- [Task data]
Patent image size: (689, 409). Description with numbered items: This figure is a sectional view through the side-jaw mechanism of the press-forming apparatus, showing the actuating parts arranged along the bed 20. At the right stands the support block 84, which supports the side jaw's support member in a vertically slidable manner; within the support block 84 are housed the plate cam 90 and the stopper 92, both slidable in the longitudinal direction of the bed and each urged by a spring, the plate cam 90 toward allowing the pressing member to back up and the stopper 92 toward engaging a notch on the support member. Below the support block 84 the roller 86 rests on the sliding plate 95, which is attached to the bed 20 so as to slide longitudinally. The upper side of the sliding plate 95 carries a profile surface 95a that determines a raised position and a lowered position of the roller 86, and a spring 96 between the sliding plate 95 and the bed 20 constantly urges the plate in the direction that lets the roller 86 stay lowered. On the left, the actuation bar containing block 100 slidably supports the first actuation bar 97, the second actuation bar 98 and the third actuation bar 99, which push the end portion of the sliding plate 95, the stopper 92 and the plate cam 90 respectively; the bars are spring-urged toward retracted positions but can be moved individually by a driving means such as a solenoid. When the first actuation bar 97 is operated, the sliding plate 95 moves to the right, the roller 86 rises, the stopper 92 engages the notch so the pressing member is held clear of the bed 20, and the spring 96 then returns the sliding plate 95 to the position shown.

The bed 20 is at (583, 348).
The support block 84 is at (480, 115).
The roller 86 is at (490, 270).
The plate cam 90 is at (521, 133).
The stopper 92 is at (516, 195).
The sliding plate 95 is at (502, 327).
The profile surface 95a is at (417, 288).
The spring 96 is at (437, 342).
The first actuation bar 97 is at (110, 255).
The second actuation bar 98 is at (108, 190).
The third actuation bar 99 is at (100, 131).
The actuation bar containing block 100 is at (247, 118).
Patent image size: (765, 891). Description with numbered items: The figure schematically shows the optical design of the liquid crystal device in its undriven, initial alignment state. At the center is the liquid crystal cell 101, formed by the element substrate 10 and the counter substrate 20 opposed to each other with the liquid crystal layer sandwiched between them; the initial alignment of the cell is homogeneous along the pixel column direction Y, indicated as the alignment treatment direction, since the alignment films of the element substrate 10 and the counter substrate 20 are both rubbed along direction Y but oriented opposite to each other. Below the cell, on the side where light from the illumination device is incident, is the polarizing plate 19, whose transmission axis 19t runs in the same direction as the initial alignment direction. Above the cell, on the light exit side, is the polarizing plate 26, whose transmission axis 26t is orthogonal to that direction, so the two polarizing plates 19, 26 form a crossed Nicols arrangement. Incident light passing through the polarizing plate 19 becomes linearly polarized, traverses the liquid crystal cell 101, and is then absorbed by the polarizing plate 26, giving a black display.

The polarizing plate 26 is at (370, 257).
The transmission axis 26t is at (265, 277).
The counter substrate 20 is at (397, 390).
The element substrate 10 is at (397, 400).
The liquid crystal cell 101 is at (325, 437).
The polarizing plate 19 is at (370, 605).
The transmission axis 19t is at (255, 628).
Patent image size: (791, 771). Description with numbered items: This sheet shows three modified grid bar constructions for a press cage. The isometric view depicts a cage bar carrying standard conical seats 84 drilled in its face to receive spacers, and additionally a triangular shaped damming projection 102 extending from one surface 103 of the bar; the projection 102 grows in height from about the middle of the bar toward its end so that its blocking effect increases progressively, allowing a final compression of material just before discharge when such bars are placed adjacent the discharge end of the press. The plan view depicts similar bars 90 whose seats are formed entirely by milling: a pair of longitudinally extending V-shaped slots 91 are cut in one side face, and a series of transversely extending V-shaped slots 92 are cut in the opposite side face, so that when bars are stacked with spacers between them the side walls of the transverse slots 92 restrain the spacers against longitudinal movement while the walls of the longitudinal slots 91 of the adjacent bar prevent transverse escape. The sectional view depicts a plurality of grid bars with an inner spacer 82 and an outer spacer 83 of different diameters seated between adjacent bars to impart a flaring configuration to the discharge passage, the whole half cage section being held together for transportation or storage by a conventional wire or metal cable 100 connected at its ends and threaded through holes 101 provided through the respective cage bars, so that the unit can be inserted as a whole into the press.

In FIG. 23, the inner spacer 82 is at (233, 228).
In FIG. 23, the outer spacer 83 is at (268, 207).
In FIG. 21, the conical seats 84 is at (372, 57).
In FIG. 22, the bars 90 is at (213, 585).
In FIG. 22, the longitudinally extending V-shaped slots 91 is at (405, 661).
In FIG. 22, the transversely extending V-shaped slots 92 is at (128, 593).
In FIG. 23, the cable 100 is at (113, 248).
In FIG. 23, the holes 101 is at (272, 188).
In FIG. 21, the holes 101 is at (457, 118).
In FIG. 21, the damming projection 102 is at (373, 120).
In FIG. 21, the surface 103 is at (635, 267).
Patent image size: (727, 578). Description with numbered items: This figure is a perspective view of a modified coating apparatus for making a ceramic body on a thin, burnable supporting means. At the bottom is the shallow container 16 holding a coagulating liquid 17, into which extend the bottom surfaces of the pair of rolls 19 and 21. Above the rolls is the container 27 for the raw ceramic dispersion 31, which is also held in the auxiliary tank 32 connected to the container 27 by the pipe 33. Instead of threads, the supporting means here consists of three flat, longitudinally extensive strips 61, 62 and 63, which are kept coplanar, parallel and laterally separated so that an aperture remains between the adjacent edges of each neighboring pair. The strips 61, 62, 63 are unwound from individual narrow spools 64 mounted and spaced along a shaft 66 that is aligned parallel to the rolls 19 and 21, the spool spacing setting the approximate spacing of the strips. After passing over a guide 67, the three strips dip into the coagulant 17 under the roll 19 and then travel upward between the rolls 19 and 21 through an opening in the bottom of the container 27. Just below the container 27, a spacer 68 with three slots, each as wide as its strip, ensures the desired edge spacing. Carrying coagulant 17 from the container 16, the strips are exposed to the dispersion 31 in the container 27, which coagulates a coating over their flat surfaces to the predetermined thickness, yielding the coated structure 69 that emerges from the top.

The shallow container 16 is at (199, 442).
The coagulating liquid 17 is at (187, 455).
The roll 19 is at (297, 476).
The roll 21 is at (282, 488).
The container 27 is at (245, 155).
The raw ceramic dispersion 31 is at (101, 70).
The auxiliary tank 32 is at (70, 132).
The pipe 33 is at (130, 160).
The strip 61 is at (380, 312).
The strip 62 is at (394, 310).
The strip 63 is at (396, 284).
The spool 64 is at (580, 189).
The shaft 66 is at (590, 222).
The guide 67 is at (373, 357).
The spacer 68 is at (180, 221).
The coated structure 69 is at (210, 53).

- [Exercise aim] From the entries above, keep only the lines that contain the word "counter" and list them.

- [The completed task]
Patent image size: (765, 891). Description with numbered items: The figure schematically shows the optical design of the liquid crystal device in its undriven, initial alignment state. At the center is the liquid crystal cell 101, formed by the element substrate 10 and the counter substrate 20 opposed to each other with the liquid crystal layer sandwiched between them; the initial alignment of the cell is homogeneous along the pixel column direction Y, indicated as the alignment treatment direction, since the alignment films of the element substrate 10 and the counter substrate 20 are both rubbed along direction Y but oriented opposite to each other. Below the cell, on the side where light from the illumination device is incident, is the polarizing plate 19, whose transmission axis 19t runs in the same direction as the initial alignment direction. Above the cell, on the light exit side, is the polarizing plate 26, whose transmission axis 26t is orthogonal to that direction, so the two polarizing plates 19, 26 form a crossed Nicols arrangement. Incident light passing through the polarizing plate 19 becomes linearly polarized, traverses the liquid crystal cell 101, and is then absorbed by the polarizing plate 26, giving a black display.
The counter substrate 20 is at (397, 390).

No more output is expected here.